> [RECORD EXCERPTS]:
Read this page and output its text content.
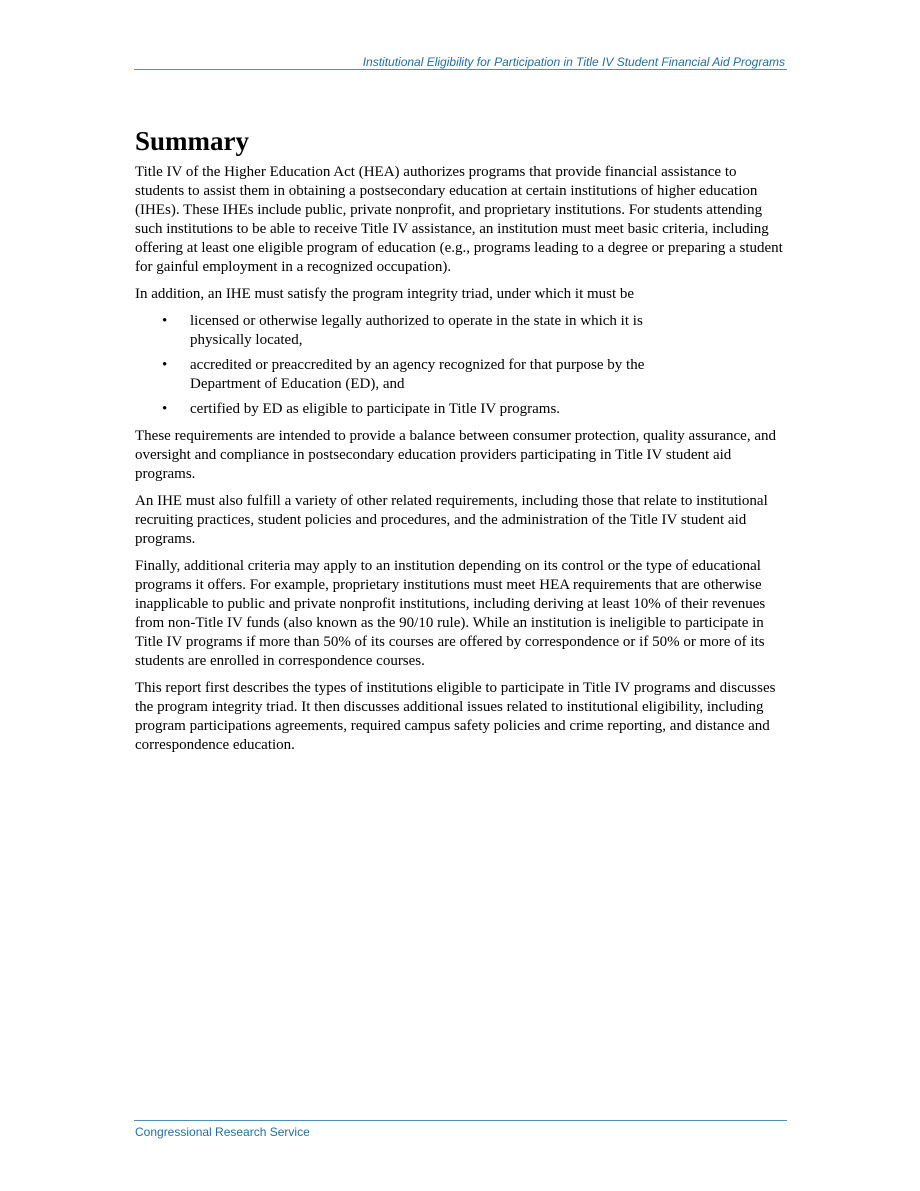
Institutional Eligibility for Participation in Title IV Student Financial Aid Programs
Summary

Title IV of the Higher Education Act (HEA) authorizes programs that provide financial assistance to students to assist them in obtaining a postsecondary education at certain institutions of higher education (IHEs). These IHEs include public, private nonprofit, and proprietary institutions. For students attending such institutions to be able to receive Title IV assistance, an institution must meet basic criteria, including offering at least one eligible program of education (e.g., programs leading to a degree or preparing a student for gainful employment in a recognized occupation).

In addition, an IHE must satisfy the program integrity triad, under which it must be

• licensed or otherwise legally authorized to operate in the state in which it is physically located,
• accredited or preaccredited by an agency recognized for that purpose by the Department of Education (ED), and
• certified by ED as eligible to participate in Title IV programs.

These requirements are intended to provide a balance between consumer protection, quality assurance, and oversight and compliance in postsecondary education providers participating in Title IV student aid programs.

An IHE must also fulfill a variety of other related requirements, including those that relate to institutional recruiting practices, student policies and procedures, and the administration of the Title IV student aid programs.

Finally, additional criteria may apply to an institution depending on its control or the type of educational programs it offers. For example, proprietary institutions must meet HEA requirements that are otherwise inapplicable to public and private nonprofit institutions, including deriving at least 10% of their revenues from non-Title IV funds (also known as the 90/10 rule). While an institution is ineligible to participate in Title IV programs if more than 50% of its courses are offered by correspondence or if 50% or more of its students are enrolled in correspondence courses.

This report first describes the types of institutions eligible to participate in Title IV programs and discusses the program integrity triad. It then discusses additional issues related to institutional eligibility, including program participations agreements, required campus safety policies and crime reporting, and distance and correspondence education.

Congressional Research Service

> [SET EXERCISE]: Pictures in the records should not appear in your copy, but everything else must be transcribed exactly.

> [RIGHT ANSWER]:
Read this page and output its text content.
Institutional Eligibility for Participation in Title IV Student Financial Aid Programs
Summary

Title IV of the Higher Education Act (HEA) authorizes programs that provide financial assistance to students to assist them in obtaining a postsecondary education at certain institutions of higher education (IHEs). These IHEs include public, private nonprofit, and proprietary institutions. For students attending such institutions to be able to receive Title IV assistance, an institution must meet basic criteria, including offering at least one eligible program of education (e.g., programs leading to a degree or preparing a student for gainful employment in a recognized occupation).

In addition, an IHE must satisfy the program integrity triad, under which it must be

• licensed or otherwise legally authorized to operate in the state in which it is physically located,
• accredited or preaccredited by an agency recognized for that purpose by the Department of Education (ED), and
• certified by ED as eligible to participate in Title IV programs.

These requirements are intended to provide a balance between consumer protection, quality assurance, and oversight and compliance in postsecondary education providers participating in Title IV student aid programs.

An IHE must also fulfill a variety of other related requirements, including those that relate to institutional recruiting practices, student policies and procedures, and the administration of the Title IV student aid programs.

Finally, additional criteria may apply to an institution depending on its control or the type of educational programs it offers. For example, proprietary institutions must meet HEA requirements that are otherwise inapplicable to public and private nonprofit institutions, including deriving at least 10% of their revenues from non-Title IV funds (also known as the 90/10 rule). While an institution is ineligible to participate in Title IV programs if more than 50% of its courses are offered by correspondence or if 50% or more of its students are enrolled in correspondence courses.

This report first describes the types of institutions eligible to participate in Title IV programs and discusses the program integrity triad. It then discusses additional issues related to institutional eligibility, including program participations agreements, required campus safety policies and crime reporting, and distance and correspondence education.

Congressional Research Service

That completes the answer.